Work required. Copy each line of the entries that contains the word "umbrella".

*** Listed records

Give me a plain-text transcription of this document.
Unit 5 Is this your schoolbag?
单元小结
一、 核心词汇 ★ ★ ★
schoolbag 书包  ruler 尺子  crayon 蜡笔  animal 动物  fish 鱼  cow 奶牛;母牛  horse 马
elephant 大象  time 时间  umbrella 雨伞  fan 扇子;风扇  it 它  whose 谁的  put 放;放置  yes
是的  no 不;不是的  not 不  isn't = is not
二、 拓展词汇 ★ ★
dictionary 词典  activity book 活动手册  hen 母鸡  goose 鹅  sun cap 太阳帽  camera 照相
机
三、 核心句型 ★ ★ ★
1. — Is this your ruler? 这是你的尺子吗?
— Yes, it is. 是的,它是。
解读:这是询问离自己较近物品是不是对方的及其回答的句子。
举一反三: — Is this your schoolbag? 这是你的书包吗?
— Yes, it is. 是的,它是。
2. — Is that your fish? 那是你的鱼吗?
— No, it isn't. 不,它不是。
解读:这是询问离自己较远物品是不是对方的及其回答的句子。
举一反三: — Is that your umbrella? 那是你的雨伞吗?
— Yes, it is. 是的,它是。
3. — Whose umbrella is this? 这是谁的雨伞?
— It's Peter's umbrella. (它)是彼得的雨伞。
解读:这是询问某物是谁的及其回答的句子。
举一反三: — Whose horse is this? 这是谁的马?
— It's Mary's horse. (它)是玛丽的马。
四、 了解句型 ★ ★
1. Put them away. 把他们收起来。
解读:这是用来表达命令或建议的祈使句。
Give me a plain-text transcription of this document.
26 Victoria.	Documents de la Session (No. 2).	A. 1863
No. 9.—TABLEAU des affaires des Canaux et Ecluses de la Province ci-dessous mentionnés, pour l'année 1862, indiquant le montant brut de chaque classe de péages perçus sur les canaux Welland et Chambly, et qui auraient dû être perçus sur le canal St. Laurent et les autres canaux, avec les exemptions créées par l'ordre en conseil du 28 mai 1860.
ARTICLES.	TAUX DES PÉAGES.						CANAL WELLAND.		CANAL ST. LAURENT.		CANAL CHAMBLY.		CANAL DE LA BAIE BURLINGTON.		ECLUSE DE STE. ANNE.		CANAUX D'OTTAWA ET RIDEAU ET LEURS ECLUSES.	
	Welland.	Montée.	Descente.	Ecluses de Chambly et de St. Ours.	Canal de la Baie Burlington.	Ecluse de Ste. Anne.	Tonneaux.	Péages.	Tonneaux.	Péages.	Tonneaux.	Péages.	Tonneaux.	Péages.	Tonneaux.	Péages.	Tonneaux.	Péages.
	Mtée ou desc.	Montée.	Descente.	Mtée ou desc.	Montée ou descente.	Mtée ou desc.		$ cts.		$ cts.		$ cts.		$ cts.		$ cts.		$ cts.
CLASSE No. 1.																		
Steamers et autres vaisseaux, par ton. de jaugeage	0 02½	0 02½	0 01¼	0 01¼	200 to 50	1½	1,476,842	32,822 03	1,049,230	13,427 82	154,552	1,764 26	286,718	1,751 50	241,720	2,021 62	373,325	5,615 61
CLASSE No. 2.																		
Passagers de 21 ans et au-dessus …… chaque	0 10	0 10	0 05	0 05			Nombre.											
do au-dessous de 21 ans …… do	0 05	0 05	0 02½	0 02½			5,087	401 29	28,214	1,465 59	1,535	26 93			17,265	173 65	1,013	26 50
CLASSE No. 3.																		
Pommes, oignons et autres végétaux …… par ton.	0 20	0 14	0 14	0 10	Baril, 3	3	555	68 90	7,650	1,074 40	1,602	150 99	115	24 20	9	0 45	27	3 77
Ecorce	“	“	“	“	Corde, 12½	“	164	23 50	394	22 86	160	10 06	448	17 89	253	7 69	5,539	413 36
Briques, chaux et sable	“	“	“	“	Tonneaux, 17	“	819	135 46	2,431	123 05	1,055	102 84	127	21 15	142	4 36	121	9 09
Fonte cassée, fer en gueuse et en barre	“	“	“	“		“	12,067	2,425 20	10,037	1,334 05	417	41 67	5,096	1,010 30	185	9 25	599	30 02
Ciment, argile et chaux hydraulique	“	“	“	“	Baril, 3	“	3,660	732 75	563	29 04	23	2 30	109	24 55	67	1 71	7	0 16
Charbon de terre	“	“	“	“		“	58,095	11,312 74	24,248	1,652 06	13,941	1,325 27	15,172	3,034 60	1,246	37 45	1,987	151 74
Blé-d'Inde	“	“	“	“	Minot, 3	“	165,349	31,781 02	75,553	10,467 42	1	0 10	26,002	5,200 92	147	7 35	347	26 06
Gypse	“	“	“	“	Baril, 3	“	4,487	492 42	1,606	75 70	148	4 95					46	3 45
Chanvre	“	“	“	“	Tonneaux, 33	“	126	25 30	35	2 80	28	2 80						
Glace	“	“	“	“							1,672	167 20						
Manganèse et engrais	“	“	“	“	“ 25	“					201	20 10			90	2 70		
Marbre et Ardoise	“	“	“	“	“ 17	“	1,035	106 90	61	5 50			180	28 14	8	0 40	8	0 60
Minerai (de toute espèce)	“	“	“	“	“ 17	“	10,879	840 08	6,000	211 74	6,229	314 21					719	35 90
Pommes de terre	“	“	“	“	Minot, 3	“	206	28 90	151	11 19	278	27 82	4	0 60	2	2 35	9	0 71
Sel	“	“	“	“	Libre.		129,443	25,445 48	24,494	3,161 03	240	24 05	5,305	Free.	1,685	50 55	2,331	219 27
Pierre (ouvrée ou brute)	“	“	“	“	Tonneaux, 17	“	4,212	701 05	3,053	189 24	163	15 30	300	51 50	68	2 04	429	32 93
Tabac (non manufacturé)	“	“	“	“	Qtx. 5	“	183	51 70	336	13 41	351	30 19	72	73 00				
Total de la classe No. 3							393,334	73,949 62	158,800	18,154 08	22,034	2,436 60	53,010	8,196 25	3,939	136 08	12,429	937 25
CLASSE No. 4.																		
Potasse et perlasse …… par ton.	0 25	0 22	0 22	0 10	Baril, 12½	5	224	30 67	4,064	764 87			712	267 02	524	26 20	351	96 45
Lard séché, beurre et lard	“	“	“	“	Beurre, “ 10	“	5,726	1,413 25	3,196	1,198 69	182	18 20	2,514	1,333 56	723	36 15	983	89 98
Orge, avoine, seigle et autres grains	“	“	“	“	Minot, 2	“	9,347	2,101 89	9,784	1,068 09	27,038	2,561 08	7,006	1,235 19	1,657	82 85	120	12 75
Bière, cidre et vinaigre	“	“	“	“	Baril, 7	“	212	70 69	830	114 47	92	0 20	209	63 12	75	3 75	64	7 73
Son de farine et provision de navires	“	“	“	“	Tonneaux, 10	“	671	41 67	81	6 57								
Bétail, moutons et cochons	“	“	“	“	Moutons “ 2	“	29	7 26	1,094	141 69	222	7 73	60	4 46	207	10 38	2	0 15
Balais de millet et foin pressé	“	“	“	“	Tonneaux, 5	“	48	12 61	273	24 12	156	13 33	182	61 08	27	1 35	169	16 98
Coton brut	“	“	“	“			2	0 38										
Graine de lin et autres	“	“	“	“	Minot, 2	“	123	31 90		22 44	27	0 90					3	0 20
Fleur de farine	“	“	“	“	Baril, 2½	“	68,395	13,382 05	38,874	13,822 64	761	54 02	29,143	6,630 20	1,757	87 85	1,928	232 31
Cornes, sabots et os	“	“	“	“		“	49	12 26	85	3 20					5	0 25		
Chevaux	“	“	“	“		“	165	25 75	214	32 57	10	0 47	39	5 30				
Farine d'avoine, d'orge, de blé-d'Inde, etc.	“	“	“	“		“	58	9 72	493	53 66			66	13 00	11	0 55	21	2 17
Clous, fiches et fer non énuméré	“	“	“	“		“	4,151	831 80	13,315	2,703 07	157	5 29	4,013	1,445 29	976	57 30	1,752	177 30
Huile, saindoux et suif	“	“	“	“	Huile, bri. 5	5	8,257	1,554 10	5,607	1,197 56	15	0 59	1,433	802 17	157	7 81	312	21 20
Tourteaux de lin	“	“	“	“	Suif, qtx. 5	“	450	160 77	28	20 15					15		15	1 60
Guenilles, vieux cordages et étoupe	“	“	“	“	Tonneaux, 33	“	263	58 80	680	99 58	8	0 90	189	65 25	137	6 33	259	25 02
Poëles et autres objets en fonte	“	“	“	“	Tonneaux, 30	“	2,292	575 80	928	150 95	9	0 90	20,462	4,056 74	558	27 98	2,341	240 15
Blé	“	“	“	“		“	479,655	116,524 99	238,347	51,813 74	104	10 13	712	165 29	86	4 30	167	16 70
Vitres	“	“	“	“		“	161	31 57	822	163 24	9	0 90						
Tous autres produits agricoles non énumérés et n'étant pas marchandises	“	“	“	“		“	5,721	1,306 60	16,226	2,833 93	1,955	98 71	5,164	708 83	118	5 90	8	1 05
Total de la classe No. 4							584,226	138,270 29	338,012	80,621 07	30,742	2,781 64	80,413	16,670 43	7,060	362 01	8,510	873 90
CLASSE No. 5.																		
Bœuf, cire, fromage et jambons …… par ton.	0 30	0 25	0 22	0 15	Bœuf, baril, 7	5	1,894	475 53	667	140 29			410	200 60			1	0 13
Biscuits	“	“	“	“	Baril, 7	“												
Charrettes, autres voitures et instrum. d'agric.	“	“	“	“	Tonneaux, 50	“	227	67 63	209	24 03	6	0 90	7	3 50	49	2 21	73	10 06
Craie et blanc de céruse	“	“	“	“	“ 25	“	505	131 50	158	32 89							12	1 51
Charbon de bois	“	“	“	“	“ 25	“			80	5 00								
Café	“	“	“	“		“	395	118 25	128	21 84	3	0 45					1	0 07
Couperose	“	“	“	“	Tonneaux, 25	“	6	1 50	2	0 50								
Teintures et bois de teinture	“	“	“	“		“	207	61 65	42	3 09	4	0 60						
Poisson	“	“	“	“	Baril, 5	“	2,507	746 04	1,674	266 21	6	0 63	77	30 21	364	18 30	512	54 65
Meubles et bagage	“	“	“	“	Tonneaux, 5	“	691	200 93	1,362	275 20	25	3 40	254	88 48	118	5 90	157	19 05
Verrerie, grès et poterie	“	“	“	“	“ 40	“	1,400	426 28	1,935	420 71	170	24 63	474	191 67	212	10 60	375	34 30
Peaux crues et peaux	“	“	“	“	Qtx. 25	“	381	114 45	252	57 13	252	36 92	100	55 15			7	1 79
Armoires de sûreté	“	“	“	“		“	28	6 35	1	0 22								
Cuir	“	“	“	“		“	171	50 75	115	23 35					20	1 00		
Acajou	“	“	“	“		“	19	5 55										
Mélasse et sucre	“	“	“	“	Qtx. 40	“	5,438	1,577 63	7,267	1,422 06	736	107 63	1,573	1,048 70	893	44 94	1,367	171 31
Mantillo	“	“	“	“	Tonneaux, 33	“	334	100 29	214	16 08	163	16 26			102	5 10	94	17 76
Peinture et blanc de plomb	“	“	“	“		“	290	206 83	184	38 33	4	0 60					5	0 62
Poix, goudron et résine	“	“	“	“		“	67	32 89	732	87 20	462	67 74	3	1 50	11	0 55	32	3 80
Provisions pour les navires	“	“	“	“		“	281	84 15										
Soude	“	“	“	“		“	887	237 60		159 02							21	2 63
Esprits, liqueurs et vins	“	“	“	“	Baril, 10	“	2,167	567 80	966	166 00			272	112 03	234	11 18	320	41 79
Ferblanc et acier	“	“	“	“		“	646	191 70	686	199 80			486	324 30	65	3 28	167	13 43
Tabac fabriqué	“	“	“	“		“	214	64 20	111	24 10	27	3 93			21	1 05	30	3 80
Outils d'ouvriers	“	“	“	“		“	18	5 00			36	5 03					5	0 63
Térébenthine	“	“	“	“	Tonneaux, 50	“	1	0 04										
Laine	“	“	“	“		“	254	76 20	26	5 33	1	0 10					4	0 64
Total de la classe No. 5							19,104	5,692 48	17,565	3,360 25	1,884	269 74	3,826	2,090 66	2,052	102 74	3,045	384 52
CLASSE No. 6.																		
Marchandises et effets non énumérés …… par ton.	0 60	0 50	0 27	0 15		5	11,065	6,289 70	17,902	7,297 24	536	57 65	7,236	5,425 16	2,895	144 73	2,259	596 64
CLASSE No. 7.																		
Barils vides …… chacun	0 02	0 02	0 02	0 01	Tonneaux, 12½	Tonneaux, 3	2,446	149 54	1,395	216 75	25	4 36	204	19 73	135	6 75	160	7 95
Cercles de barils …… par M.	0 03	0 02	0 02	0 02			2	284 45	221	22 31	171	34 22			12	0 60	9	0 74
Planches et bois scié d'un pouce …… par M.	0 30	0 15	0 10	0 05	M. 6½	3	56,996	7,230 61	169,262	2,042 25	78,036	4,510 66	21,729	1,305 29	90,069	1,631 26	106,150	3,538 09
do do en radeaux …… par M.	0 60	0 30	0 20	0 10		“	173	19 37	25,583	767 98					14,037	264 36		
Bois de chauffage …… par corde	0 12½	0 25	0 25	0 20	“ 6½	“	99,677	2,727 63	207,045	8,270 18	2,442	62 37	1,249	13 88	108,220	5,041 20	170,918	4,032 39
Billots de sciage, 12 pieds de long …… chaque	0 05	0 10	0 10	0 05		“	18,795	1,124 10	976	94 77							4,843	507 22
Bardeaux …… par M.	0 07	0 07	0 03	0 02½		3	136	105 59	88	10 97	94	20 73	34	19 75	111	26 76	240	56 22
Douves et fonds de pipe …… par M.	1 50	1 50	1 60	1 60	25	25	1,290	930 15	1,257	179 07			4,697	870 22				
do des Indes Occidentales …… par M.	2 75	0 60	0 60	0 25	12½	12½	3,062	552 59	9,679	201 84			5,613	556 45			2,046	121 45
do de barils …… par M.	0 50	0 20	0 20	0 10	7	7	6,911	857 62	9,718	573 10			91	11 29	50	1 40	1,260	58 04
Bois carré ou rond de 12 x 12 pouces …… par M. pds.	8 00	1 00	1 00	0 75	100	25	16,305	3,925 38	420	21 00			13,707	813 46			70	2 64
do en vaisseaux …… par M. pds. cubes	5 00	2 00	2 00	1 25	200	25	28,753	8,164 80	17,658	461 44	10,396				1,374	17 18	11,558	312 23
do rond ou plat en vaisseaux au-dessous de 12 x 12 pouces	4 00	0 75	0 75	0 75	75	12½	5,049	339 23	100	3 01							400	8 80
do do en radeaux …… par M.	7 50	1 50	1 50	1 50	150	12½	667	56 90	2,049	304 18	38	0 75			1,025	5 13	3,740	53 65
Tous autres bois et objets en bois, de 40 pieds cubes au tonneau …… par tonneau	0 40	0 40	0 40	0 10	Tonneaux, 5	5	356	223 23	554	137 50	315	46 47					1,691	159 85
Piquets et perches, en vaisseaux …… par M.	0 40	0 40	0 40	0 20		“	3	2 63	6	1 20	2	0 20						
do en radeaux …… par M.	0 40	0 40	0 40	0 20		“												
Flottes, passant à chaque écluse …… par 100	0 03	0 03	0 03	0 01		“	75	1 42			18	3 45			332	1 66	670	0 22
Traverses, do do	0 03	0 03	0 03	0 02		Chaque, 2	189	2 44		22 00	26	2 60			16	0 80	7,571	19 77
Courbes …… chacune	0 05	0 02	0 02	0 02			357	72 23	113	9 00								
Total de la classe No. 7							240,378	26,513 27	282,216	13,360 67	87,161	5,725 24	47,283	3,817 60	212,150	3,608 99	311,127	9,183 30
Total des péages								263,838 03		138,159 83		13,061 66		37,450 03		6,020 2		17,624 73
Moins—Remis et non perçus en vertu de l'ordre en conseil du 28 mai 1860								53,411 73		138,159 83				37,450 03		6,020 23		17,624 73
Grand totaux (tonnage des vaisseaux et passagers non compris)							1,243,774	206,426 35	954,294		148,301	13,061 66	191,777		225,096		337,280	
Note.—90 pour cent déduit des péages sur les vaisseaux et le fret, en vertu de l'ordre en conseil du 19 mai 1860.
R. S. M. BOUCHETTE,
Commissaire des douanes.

******

Exercise response.
elephant 大象  time 时间  umbrella 雨伞  fan 扇子;风扇  it 它  whose 谁的  put 放;放置  yes
举一反三: — Is that your umbrella? 那是你的雨伞吗?
3. — Whose umbrella is this? 这是谁的雨伞?
— It's Peter's umbrella. (它)是彼得的雨伞。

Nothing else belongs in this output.